> [Given data]:

· · · ·

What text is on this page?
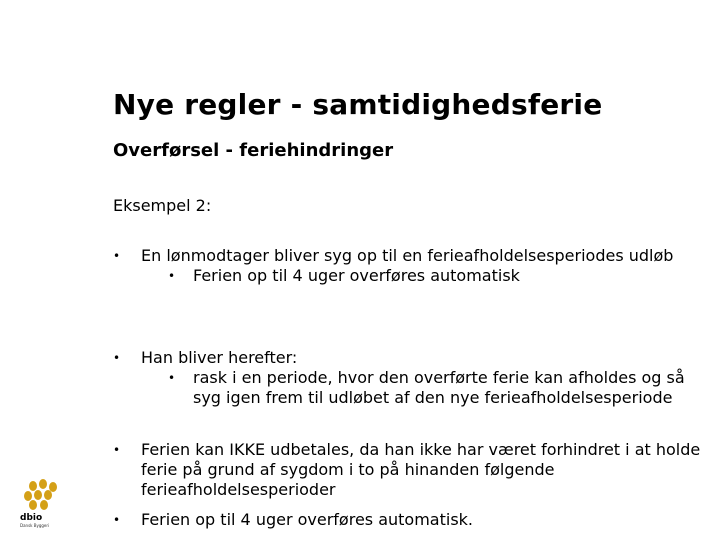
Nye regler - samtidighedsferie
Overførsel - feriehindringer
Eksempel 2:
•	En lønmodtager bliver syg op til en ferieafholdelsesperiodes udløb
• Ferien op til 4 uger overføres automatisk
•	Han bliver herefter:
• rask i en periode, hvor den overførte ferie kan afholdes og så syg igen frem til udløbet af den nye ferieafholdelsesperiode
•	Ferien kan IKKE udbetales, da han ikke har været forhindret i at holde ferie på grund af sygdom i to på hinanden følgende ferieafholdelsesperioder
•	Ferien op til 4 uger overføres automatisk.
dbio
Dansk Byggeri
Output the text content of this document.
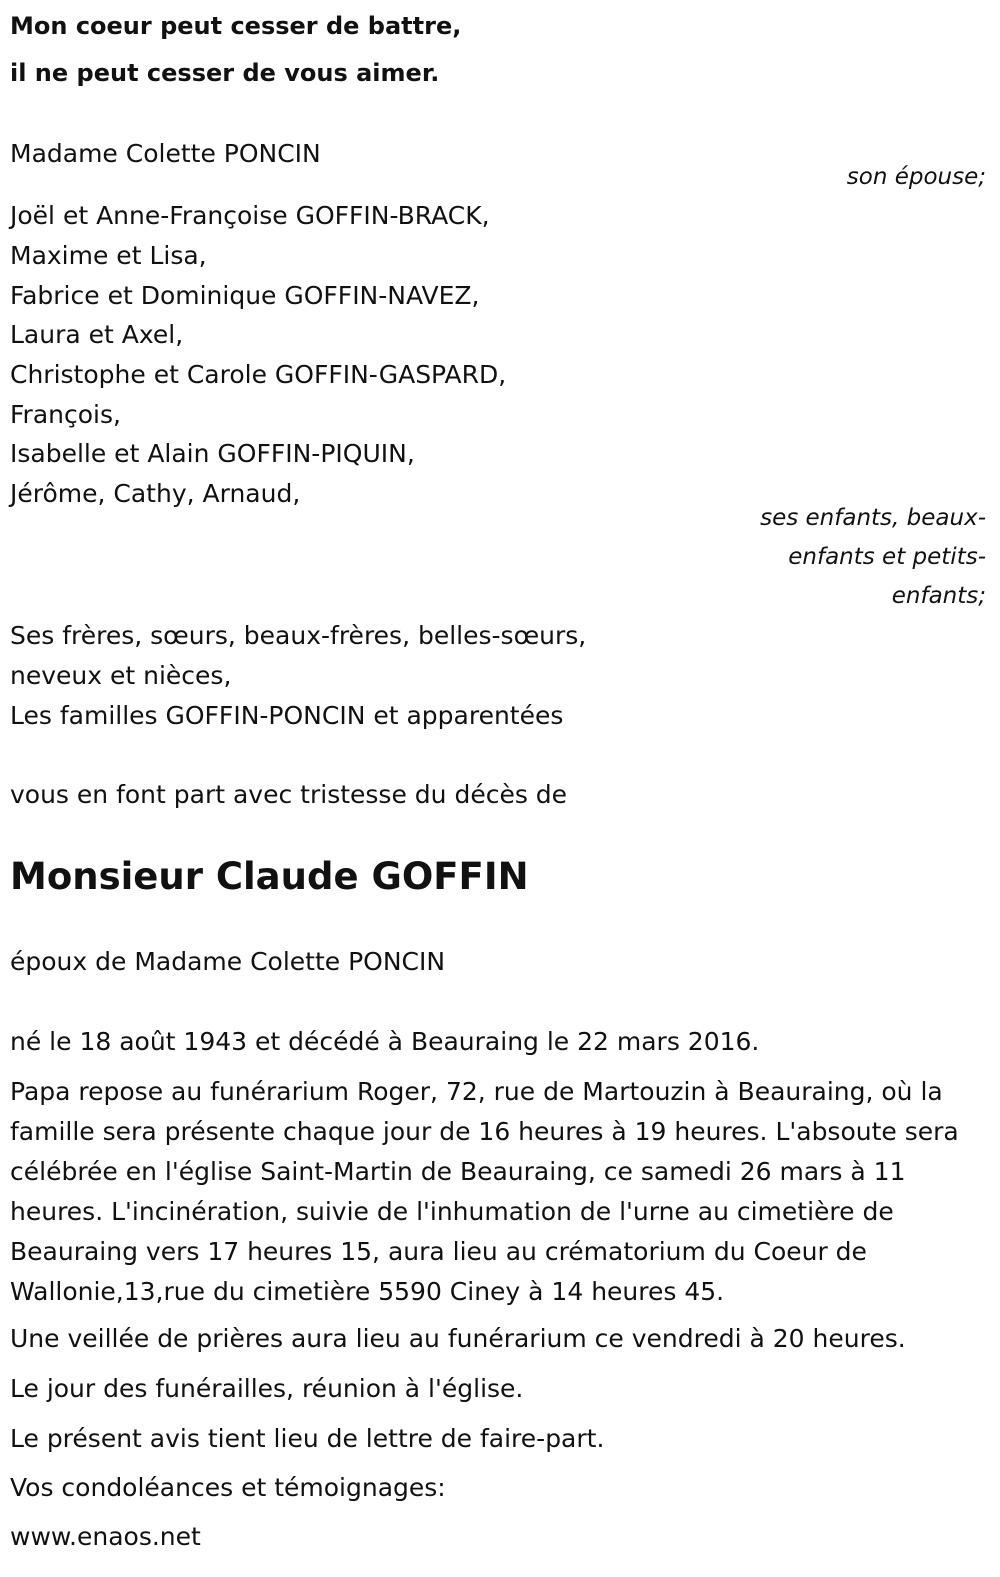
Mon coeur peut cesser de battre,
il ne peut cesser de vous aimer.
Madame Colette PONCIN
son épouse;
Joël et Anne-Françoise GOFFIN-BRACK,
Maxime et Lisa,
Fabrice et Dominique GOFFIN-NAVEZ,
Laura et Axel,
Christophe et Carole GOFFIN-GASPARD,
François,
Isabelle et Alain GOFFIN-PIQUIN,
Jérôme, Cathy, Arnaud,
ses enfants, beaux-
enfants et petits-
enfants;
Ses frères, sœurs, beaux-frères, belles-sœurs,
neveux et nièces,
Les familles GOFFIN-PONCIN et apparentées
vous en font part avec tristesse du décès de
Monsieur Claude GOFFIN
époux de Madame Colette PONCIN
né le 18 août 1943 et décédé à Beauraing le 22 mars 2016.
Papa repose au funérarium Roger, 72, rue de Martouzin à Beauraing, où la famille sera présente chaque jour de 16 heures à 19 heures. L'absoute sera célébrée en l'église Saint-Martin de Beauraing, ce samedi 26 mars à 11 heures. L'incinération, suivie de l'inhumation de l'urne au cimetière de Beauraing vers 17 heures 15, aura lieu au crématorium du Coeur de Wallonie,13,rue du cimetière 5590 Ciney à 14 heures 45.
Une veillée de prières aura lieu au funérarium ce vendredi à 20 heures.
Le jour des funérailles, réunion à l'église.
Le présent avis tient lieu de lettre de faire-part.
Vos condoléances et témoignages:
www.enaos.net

· · · ·

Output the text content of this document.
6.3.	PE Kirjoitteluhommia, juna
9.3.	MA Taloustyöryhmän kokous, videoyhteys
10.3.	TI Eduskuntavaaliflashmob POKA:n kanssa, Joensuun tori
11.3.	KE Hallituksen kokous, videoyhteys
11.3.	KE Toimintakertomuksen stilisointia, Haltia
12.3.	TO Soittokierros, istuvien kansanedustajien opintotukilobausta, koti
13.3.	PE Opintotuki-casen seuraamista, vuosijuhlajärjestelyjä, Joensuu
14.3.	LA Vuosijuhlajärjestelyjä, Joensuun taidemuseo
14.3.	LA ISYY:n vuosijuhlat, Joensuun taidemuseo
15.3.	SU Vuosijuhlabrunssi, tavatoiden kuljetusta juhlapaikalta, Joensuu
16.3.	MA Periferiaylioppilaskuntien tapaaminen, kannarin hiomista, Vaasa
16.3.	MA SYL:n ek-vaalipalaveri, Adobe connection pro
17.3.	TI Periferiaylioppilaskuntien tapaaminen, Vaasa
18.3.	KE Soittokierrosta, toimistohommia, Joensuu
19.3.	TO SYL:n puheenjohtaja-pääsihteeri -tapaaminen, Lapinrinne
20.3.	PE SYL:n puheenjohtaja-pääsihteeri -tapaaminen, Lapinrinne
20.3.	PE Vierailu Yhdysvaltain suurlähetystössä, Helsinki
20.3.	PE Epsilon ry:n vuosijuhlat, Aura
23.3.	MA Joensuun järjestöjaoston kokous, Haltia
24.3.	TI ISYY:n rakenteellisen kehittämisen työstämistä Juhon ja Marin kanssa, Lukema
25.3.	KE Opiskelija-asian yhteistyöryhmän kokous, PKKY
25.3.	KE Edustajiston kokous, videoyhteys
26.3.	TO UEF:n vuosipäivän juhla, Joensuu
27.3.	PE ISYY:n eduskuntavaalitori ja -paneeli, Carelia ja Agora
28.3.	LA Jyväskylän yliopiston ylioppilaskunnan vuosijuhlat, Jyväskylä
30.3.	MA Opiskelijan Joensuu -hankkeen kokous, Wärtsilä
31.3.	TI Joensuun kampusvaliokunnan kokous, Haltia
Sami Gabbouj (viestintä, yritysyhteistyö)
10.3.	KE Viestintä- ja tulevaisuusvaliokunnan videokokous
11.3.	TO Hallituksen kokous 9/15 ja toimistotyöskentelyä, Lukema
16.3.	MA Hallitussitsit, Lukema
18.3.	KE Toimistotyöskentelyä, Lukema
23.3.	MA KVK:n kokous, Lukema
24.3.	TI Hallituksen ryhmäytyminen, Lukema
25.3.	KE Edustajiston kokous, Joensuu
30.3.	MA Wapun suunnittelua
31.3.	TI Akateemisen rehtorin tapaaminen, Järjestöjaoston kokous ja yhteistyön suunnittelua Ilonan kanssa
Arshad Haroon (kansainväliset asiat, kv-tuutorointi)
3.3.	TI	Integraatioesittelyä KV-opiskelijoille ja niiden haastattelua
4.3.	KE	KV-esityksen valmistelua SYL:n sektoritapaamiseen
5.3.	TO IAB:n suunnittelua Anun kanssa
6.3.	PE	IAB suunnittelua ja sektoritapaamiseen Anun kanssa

· · · ·

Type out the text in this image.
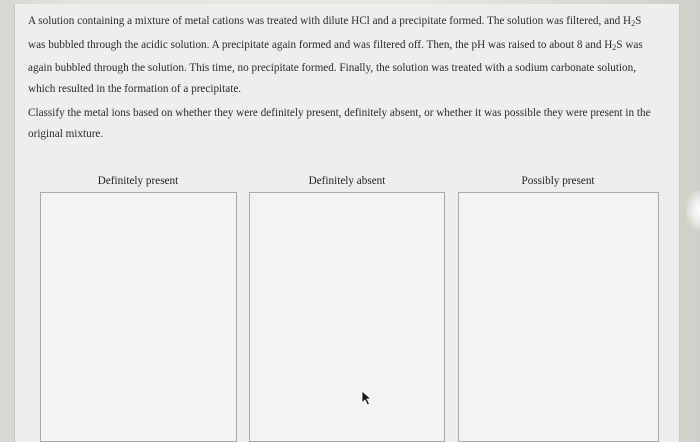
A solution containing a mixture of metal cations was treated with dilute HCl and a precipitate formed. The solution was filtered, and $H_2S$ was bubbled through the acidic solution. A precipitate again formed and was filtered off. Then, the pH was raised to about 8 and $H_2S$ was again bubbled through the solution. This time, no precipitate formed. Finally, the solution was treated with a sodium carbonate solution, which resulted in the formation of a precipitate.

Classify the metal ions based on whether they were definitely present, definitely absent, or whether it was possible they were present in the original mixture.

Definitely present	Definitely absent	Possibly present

· · · ·

> [Required work]:
Go over the data above and copy every line that has the word "cesser" in it.

> [Reply]:
Mon coeur peut cesser de battre,
il ne peut cesser de vous aimer.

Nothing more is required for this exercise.